Stored records

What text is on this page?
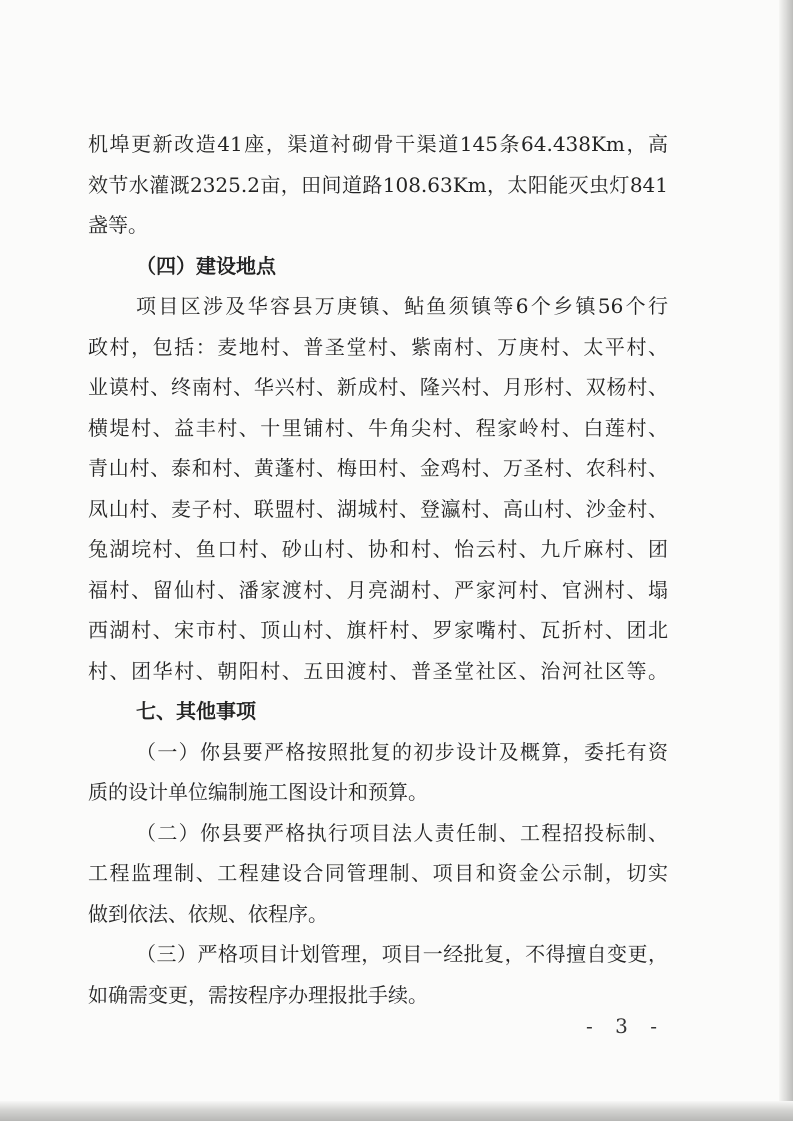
机埠更新改造41座，渠道衬砌骨干渠道145条64.438Km，高
效节水灌溉2325.2亩，田间道路108.63Km，太阳能灭虫灯841
盏等。
（四）建设地点
项目区涉及华容县万庚镇、鲇鱼须镇等6个乡镇56个行
政村，包括：麦地村、普圣堂村、紫南村、万庚村、太平村、
业谟村、终南村、华兴村、新成村、隆兴村、月形村、双杨村、
横堤村、益丰村、十里铺村、牛角尖村、程家岭村、白莲村、
青山村、泰和村、黄蓬村、梅田村、金鸡村、万圣村、农科村、
凤山村、麦子村、联盟村、湖城村、登瀛村、高山村、沙金村、
兔湖垸村、鱼口村、砂山村、协和村、怡云村、九斤麻村、团
福村、留仙村、潘家渡村、月亮湖村、严家河村、官洲村、塌
西湖村、宋市村、顶山村、旗杆村、罗家嘴村、瓦折村、团北
村、团华村、朝阳村、五田渡村、普圣堂社区、治河社区等。
七、其他事项
（一）你县要严格按照批复的初步设计及概算，委托有资
质的设计单位编制施工图设计和预算。
（二）你县要严格执行项目法人责任制、工程招投标制、
工程监理制、工程建设合同管理制、项目和资金公示制，切实
做到依法、依规、依程序。
（三）严格项目计划管理，项目一经批复，不得擅自变更，
如确需变更，需按程序办理报批手续。
- 3 -
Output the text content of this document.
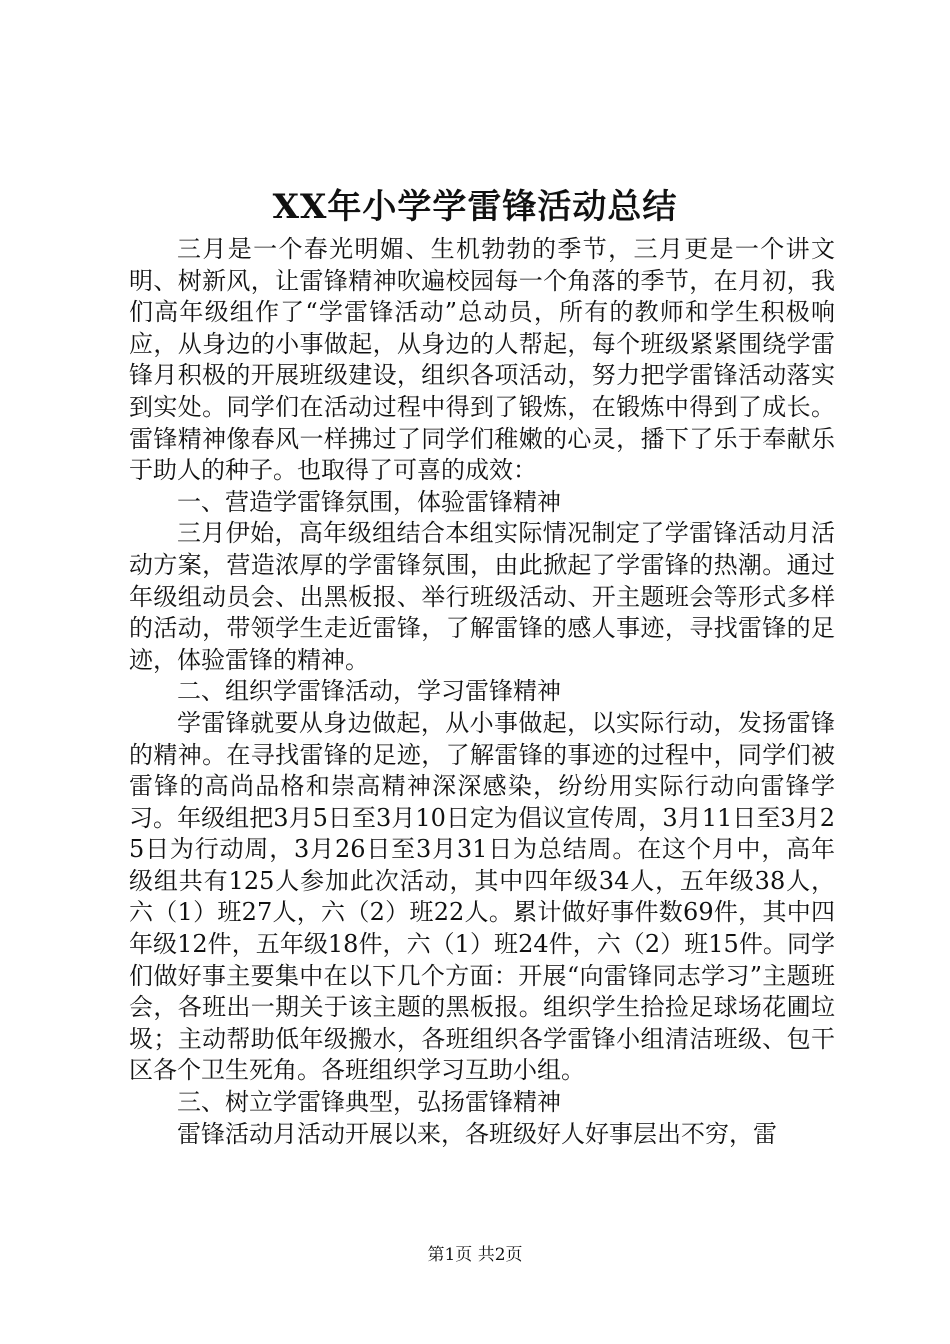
XX年小学学雷锋活动总结

三月是一个春光明媚、生机勃勃的季节，三月更是一个讲文明、树新风，让雷锋精神吹遍校园每一个角落的季节，在月初，我们高年级组作了“学雷锋活动”总动员，所有的教师和学生积极响应，从身边的小事做起，从身边的人帮起，每个班级紧紧围绕学雷锋月积极的开展班级建设，组织各项活动，努力把学雷锋活动落实到实处。同学们在活动过程中得到了锻炼，在锻炼中得到了成长。雷锋精神像春风一样拂过了同学们稚嫩的心灵，播下了乐于奉献乐于助人的种子。也取得了可喜的成效：

一、营造学雷锋氛围，体验雷锋精神

三月伊始，高年级组结合本组实际情况制定了学雷锋活动月活动方案，营造浓厚的学雷锋氛围，由此掀起了学雷锋的热潮。通过年级组动员会、出黑板报、举行班级活动、开主题班会等形式多样的活动，带领学生走近雷锋，了解雷锋的感人事迹，寻找雷锋的足迹，体验雷锋的精神。

二、组织学雷锋活动，学习雷锋精神

学雷锋就要从身边做起，从小事做起，以实际行动，发扬雷锋的精神。在寻找雷锋的足迹，了解雷锋的事迹的过程中，同学们被雷锋的高尚品格和崇高精神深深感染，纷纷用实际行动向雷锋学习。年级组把3月5日至3月10日定为倡议宣传周，3月11日至3月25日为行动周，3月26日至3月31日为总结周。在这个月中，高年级组共有125人参加此次活动，其中四年级34人，五年级38人，六（1）班27人，六（2）班22人。累计做好事件数69件，其中四年级12件，五年级18件，六（1）班24件，六（2）班15件。同学们做好事主要集中在以下几个方面：开展“向雷锋同志学习”主题班会，各班出一期关于该主题的黑板报。组织学生拾捡足球场花圃垃圾；主动帮助低年级搬水，各班组织各学雷锋小组清洁班级、包干区各个卫生死角。各班组织学习互助小组。

三、树立学雷锋典型，弘扬雷锋精神

雷锋活动月活动开展以来，各班级好人好事层出不穷，雷

第1页 共2页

Exercise objective:
Search the records for the string "this" and return every line in which it occurs.

Final result:
What text is on this page?
Output the text content of this document.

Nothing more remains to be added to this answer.